##### Data listing #####

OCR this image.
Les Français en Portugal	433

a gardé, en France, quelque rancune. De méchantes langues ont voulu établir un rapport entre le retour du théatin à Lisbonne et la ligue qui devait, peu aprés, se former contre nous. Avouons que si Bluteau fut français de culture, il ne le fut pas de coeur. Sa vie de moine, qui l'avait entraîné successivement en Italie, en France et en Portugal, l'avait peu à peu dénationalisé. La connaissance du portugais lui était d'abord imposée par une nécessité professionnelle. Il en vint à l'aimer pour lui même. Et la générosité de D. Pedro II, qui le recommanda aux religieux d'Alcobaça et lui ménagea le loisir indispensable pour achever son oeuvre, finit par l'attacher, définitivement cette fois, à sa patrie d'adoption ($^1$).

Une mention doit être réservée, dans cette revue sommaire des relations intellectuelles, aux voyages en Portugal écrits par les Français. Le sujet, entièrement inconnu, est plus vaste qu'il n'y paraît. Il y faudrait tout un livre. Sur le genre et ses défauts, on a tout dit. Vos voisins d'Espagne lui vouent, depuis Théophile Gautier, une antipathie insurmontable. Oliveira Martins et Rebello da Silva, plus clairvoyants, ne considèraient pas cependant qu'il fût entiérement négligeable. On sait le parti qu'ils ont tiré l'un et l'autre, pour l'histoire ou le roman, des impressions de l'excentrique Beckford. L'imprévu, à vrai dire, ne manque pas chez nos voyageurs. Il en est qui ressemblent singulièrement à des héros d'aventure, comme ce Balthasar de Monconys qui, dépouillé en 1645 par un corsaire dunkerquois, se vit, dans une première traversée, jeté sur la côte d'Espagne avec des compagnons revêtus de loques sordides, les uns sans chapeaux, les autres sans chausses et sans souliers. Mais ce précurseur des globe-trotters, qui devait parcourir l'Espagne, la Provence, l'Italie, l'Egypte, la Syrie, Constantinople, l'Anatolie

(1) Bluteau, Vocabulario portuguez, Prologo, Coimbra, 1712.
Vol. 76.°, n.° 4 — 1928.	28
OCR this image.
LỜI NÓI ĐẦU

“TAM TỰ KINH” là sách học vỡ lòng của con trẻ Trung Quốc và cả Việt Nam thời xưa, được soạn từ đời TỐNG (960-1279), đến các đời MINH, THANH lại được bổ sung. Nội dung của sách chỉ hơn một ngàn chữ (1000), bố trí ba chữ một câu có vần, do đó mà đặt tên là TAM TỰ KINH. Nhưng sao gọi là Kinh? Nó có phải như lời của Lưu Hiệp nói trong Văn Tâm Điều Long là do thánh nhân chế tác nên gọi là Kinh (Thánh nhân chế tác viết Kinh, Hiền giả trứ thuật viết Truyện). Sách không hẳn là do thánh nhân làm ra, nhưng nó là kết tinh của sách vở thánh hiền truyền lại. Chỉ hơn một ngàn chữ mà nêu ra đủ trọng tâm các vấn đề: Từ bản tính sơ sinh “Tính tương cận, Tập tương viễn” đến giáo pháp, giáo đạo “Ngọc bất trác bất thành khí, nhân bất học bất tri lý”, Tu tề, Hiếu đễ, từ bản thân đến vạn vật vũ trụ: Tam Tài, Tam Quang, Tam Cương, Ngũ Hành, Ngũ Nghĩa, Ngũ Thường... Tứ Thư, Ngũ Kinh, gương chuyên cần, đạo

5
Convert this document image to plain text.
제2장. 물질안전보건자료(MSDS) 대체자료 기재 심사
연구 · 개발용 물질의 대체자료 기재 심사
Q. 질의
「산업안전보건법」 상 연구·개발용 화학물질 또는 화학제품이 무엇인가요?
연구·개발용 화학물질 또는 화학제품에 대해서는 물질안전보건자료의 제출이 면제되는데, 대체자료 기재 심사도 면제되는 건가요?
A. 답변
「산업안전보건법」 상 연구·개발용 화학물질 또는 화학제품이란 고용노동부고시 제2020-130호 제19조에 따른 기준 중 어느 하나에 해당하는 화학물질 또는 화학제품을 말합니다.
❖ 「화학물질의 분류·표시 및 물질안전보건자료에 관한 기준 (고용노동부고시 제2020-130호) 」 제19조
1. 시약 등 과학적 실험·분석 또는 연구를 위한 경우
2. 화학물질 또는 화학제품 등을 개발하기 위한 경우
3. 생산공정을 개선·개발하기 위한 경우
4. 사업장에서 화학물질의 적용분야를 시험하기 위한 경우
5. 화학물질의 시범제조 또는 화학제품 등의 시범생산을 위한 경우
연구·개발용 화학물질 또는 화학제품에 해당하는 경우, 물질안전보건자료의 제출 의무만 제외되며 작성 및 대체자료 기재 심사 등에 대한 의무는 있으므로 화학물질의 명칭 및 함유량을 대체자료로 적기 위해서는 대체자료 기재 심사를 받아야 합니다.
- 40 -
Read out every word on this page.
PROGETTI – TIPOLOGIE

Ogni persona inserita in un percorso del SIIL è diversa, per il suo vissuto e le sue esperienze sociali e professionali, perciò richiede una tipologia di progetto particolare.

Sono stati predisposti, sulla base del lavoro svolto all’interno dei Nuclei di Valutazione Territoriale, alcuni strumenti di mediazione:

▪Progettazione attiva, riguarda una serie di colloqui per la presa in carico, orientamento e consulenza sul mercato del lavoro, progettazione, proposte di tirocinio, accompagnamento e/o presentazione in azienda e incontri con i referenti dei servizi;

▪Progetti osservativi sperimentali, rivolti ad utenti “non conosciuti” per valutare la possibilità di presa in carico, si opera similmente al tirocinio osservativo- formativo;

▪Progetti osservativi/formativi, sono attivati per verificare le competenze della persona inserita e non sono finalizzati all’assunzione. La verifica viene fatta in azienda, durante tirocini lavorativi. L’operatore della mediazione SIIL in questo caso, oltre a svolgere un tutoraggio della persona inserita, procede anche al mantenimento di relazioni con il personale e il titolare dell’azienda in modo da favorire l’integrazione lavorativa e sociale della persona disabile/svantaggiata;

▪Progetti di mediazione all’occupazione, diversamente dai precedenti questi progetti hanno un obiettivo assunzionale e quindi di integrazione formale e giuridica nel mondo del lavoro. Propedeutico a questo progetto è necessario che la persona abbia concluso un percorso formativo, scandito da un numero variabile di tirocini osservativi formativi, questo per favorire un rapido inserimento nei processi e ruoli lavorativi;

#####

- **What the task requires**: Repeat every record exactly as written, please.

- **Answer in full**:
OCR this image.
Les Français en Portugal	433

a gardé, en France, quelque rancune. De méchantes langues ont voulu établir un rapport entre le retour du théatin à Lisbonne et la ligue qui devait, peu aprés, se former contre nous. Avouons que si Bluteau fut français de culture, il ne le fut pas de coeur. Sa vie de moine, qui l'avait entraîné successivement en Italie, en France et en Portugal, l'avait peu à peu dénationalisé. La connaissance du portugais lui était d'abord imposée par une nécessité professionnelle. Il en vint à l'aimer pour lui même. Et la générosité de D. Pedro II, qui le recommanda aux religieux d'Alcobaça et lui ménagea le loisir indispensable pour achever son oeuvre, finit par l'attacher, définitivement cette fois, à sa patrie d'adoption ($^1$).

Une mention doit être réservée, dans cette revue sommaire des relations intellectuelles, aux voyages en Portugal écrits par les Français. Le sujet, entièrement inconnu, est plus vaste qu'il n'y paraît. Il y faudrait tout un livre. Sur le genre et ses défauts, on a tout dit. Vos voisins d'Espagne lui vouent, depuis Théophile Gautier, une antipathie insurmontable. Oliveira Martins et Rebello da Silva, plus clairvoyants, ne considèraient pas cependant qu'il fût entiérement négligeable. On sait le parti qu'ils ont tiré l'un et l'autre, pour l'histoire ou le roman, des impressions de l'excentrique Beckford. L'imprévu, à vrai dire, ne manque pas chez nos voyageurs. Il en est qui ressemblent singulièrement à des héros d'aventure, comme ce Balthasar de Monconys qui, dépouillé en 1645 par un corsaire dunkerquois, se vit, dans une première traversée, jeté sur la côte d'Espagne avec des compagnons revêtus de loques sordides, les uns sans chapeaux, les autres sans chausses et sans souliers. Mais ce précurseur des globe-trotters, qui devait parcourir l'Espagne, la Provence, l'Italie, l'Egypte, la Syrie, Constantinople, l'Anatolie

(1) Bluteau, Vocabulario portuguez, Prologo, Coimbra, 1712.
Vol. 76.°, n.° 4 — 1928.	28
OCR this image.
LỜI NÓI ĐẦU

“TAM TỰ KINH” là sách học vỡ lòng của con trẻ Trung Quốc và cả Việt Nam thời xưa, được soạn từ đời TỐNG (960-1279), đến các đời MINH, THANH lại được bổ sung. Nội dung của sách chỉ hơn một ngàn chữ (1000), bố trí ba chữ một câu có vần, do đó mà đặt tên là TAM TỰ KINH. Nhưng sao gọi là Kinh? Nó có phải như lời của Lưu Hiệp nói trong Văn Tâm Điều Long là do thánh nhân chế tác nên gọi là Kinh (Thánh nhân chế tác viết Kinh, Hiền giả trứ thuật viết Truyện). Sách không hẳn là do thánh nhân làm ra, nhưng nó là kết tinh của sách vở thánh hiền truyền lại. Chỉ hơn một ngàn chữ mà nêu ra đủ trọng tâm các vấn đề: Từ bản tính sơ sinh “Tính tương cận, Tập tương viễn” đến giáo pháp, giáo đạo “Ngọc bất trác bất thành khí, nhân bất học bất tri lý”, Tu tề, Hiếu đễ, từ bản thân đến vạn vật vũ trụ: Tam Tài, Tam Quang, Tam Cương, Ngũ Hành, Ngũ Nghĩa, Ngũ Thường... Tứ Thư, Ngũ Kinh, gương chuyên cần, đạo

5
Convert this document image to plain text.
제2장. 물질안전보건자료(MSDS) 대체자료 기재 심사
연구 · 개발용 물질의 대체자료 기재 심사
Q. 질의
「산업안전보건법」 상 연구·개발용 화학물질 또는 화학제품이 무엇인가요?
연구·개발용 화학물질 또는 화학제품에 대해서는 물질안전보건자료의 제출이 면제되는데, 대체자료 기재 심사도 면제되는 건가요?
A. 답변
「산업안전보건법」 상 연구·개발용 화학물질 또는 화학제품이란 고용노동부고시 제2020-130호 제19조에 따른 기준 중 어느 하나에 해당하는 화학물질 또는 화학제품을 말합니다.
❖ 「화학물질의 분류·표시 및 물질안전보건자료에 관한 기준 (고용노동부고시 제2020-130호) 」 제19조
1. 시약 등 과학적 실험·분석 또는 연구를 위한 경우
2. 화학물질 또는 화학제품 등을 개발하기 위한 경우
3. 생산공정을 개선·개발하기 위한 경우
4. 사업장에서 화학물질의 적용분야를 시험하기 위한 경우
5. 화학물질의 시범제조 또는 화학제품 등의 시범생산을 위한 경우
연구·개발용 화학물질 또는 화학제품에 해당하는 경우, 물질안전보건자료의 제출 의무만 제외되며 작성 및 대체자료 기재 심사 등에 대한 의무는 있으므로 화학물질의 명칭 및 함유량을 대체자료로 적기 위해서는 대체자료 기재 심사를 받아야 합니다.
- 40 -
Read out every word on this page.
PROGETTI – TIPOLOGIE

Ogni persona inserita in un percorso del SIIL è diversa, per il suo vissuto e le sue esperienze sociali e professionali, perciò richiede una tipologia di progetto particolare.

Sono stati predisposti, sulla base del lavoro svolto all’interno dei Nuclei di Valutazione Territoriale, alcuni strumenti di mediazione:

▪Progettazione attiva, riguarda una serie di colloqui per la presa in carico, orientamento e consulenza sul mercato del lavoro, progettazione, proposte di tirocinio, accompagnamento e/o presentazione in azienda e incontri con i referenti dei servizi;

▪Progetti osservativi sperimentali, rivolti ad utenti “non conosciuti” per valutare la possibilità di presa in carico, si opera similmente al tirocinio osservativo- formativo;

▪Progetti osservativi/formativi, sono attivati per verificare le competenze della persona inserita e non sono finalizzati all’assunzione. La verifica viene fatta in azienda, durante tirocini lavorativi. L’operatore della mediazione SIIL in questo caso, oltre a svolgere un tutoraggio della persona inserita, procede anche al mantenimento di relazioni con il personale e il titolare dell’azienda in modo da favorire l’integrazione lavorativa e sociale della persona disabile/svantaggiata;

▪Progetti di mediazione all’occupazione, diversamente dai precedenti questi progetti hanno un obiettivo assunzionale e quindi di integrazione formale e giuridica nel mondo del lavoro. Propedeutico a questo progetto è necessario che la persona abbia concluso un percorso formativo, scandito da un numero variabile di tirocini osservativi formativi, questo per favorire un rapido inserimento nei processi e ruoli lavorativi;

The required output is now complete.